> OBJECTIVE
Write out the whole listing exactly as it stands.

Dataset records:
--------------------------------------------------

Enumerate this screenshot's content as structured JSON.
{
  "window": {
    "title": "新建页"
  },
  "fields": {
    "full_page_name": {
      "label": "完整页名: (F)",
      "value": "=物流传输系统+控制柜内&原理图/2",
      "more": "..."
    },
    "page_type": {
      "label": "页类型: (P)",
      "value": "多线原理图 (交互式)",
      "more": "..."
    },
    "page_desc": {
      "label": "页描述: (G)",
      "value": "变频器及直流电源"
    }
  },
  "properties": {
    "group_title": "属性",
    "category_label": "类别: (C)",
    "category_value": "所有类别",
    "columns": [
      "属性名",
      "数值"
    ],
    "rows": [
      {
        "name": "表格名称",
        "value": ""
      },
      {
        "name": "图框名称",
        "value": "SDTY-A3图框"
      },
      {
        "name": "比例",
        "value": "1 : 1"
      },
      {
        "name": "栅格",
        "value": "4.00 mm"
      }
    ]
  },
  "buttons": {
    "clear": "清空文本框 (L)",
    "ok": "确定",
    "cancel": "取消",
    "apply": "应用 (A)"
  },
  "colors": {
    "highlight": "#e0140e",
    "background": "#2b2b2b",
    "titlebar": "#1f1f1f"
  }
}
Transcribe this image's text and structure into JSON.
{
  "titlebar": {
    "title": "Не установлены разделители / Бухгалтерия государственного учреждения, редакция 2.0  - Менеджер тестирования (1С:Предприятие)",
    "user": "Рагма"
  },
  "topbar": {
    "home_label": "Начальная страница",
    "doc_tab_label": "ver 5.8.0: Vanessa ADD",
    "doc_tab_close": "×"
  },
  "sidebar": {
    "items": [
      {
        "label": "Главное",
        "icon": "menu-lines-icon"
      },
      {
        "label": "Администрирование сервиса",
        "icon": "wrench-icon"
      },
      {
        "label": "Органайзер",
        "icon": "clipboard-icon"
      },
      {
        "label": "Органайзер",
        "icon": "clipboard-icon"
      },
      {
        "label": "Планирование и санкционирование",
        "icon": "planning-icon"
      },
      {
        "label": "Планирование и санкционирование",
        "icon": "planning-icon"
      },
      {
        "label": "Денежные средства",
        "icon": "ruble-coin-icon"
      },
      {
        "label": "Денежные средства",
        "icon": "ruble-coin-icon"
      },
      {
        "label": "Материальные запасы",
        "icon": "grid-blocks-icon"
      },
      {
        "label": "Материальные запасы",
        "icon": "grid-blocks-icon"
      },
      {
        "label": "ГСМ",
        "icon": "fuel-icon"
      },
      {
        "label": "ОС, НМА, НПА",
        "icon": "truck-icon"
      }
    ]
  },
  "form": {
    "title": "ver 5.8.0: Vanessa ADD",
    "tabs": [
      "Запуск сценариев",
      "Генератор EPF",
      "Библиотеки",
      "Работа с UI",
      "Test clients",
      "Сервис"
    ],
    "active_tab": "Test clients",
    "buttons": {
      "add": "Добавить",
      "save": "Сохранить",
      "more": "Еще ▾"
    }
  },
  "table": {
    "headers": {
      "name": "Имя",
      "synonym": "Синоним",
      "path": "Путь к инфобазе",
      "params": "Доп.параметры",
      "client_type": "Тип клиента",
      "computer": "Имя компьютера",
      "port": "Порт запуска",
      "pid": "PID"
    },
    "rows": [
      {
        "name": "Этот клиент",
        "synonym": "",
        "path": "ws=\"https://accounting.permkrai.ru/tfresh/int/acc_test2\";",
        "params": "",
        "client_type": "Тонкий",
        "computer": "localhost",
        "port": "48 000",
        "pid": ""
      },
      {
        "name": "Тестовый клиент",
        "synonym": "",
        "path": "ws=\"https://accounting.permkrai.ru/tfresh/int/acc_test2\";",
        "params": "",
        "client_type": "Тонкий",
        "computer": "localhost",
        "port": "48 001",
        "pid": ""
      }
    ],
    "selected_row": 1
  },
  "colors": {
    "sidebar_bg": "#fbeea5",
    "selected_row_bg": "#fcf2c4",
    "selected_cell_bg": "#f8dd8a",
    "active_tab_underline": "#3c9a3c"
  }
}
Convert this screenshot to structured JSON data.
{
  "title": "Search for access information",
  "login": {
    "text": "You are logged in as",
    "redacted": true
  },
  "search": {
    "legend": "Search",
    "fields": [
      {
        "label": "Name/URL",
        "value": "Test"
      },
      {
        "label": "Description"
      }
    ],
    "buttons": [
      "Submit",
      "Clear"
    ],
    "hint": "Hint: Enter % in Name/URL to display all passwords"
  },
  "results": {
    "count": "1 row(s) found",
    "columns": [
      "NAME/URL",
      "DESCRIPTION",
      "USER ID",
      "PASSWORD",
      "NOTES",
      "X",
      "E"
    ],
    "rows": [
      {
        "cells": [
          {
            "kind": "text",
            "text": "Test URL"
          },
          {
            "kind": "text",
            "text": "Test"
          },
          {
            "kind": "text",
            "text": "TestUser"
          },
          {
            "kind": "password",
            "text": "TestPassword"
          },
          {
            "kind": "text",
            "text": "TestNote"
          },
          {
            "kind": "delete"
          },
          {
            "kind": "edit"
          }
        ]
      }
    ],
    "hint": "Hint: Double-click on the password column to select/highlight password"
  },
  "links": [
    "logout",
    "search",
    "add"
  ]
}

--------------------------------------------------

> ANSWER TO THIS PROBLEM
Enumerate this screenshot's content as structured JSON.
{
  "window": {
    "title": "新建页"
  },
  "fields": {
    "full_page_name": {
      "label": "完整页名: (F)",
      "value": "=物流传输系统+控制柜内&原理图/2",
      "more": "..."
    },
    "page_type": {
      "label": "页类型: (P)",
      "value": "多线原理图 (交互式)",
      "more": "..."
    },
    "page_desc": {
      "label": "页描述: (G)",
      "value": "变频器及直流电源"
    }
  },
  "properties": {
    "group_title": "属性",
    "category_label": "类别: (C)",
    "category_value": "所有类别",
    "columns": [
      "属性名",
      "数值"
    ],
    "rows": [
      {
        "name": "表格名称",
        "value": ""
      },
      {
        "name": "图框名称",
        "value": "SDTY-A3图框"
      },
      {
        "name": "比例",
        "value": "1 : 1"
      },
      {
        "name": "栅格",
        "value": "4.00 mm"
      }
    ]
  },
  "buttons": {
    "clear": "清空文本框 (L)",
    "ok": "确定",
    "cancel": "取消",
    "apply": "应用 (A)"
  },
  "colors": {
    "highlight": "#e0140e",
    "background": "#2b2b2b",
    "titlebar": "#1f1f1f"
  }
}
Transcribe this image's text and structure into JSON.
{
  "titlebar": {
    "title": "Не установлены разделители / Бухгалтерия государственного учреждения, редакция 2.0  - Менеджер тестирования (1С:Предприятие)",
    "user": "Рагма"
  },
  "topbar": {
    "home_label": "Начальная страница",
    "doc_tab_label": "ver 5.8.0: Vanessa ADD",
    "doc_tab_close": "×"
  },
  "sidebar": {
    "items": [
      {
        "label": "Главное",
        "icon": "menu-lines-icon"
      },
      {
        "label": "Администрирование сервиса",
        "icon": "wrench-icon"
      },
      {
        "label": "Органайзер",
        "icon": "clipboard-icon"
      },
      {
        "label": "Органайзер",
        "icon": "clipboard-icon"
      },
      {
        "label": "Планирование и санкционирование",
        "icon": "planning-icon"
      },
      {
        "label": "Планирование и санкционирование",
        "icon": "planning-icon"
      },
      {
        "label": "Денежные средства",
        "icon": "ruble-coin-icon"
      },
      {
        "label": "Денежные средства",
        "icon": "ruble-coin-icon"
      },
      {
        "label": "Материальные запасы",
        "icon": "grid-blocks-icon"
      },
      {
        "label": "Материальные запасы",
        "icon": "grid-blocks-icon"
      },
      {
        "label": "ГСМ",
        "icon": "fuel-icon"
      },
      {
        "label": "ОС, НМА, НПА",
        "icon": "truck-icon"
      }
    ]
  },
  "form": {
    "title": "ver 5.8.0: Vanessa ADD",
    "tabs": [
      "Запуск сценариев",
      "Генератор EPF",
      "Библиотеки",
      "Работа с UI",
      "Test clients",
      "Сервис"
    ],
    "active_tab": "Test clients",
    "buttons": {
      "add": "Добавить",
      "save": "Сохранить",
      "more": "Еще ▾"
    }
  },
  "table": {
    "headers": {
      "name": "Имя",
      "synonym": "Синоним",
      "path": "Путь к инфобазе",
      "params": "Доп.параметры",
      "client_type": "Тип клиента",
      "computer": "Имя компьютера",
      "port": "Порт запуска",
      "pid": "PID"
    },
    "rows": [
      {
        "name": "Этот клиент",
        "synonym": "",
        "path": "ws=\"https://accounting.permkrai.ru/tfresh/int/acc_test2\";",
        "params": "",
        "client_type": "Тонкий",
        "computer": "localhost",
        "port": "48 000",
        "pid": ""
      },
      {
        "name": "Тестовый клиент",
        "synonym": "",
        "path": "ws=\"https://accounting.permkrai.ru/tfresh/int/acc_test2\";",
        "params": "",
        "client_type": "Тонкий",
        "computer": "localhost",
        "port": "48 001",
        "pid": ""
      }
    ],
    "selected_row": 1
  },
  "colors": {
    "sidebar_bg": "#fbeea5",
    "selected_row_bg": "#fcf2c4",
    "selected_cell_bg": "#f8dd8a",
    "active_tab_underline": "#3c9a3c"
  }
}
Convert this screenshot to structured JSON data.
{
  "title": "Search for access information",
  "login": {
    "text": "You are logged in as",
    "redacted": true
  },
  "search": {
    "legend": "Search",
    "fields": [
      {
        "label": "Name/URL",
        "value": "Test"
      },
      {
        "label": "Description"
      }
    ],
    "buttons": [
      "Submit",
      "Clear"
    ],
    "hint": "Hint: Enter % in Name/URL to display all passwords"
  },
  "results": {
    "count": "1 row(s) found",
    "columns": [
      "NAME/URL",
      "DESCRIPTION",
      "USER ID",
      "PASSWORD",
      "NOTES",
      "X",
      "E"
    ],
    "rows": [
      {
        "cells": [
          {
            "kind": "text",
            "text": "Test URL"
          },
          {
            "kind": "text",
            "text": "Test"
          },
          {
            "kind": "text",
            "text": "TestUser"
          },
          {
            "kind": "password",
            "text": "TestPassword"
          },
          {
            "kind": "text",
            "text": "TestNote"
          },
          {
            "kind": "delete"
          },
          {
            "kind": "edit"
          }
        ]
      }
    ],
    "hint": "Hint: Double-click on the password column to select/highlight password"
  },
  "links": [
    "logout",
    "search",
    "add"
  ]
}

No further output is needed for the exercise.